| Your task |
Search the material below for the word "arguments" and copy every line in which it occurs.

| Task inputs |
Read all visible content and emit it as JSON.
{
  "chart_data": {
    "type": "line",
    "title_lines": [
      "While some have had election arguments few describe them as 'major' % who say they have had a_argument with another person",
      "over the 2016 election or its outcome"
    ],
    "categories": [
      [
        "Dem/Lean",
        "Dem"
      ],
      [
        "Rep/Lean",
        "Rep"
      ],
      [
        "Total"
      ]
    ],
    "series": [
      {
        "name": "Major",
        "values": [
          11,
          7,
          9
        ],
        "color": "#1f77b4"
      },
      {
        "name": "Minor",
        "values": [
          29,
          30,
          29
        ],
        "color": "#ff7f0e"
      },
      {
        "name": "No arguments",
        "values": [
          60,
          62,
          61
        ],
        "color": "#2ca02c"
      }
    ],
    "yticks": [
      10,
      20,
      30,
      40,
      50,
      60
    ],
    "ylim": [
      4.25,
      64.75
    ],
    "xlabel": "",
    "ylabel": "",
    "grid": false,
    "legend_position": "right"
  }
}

| Output |
      "While some have had election arguments few describe them as 'major' % who say they have had a_argument with another person",
        "name": "No arguments",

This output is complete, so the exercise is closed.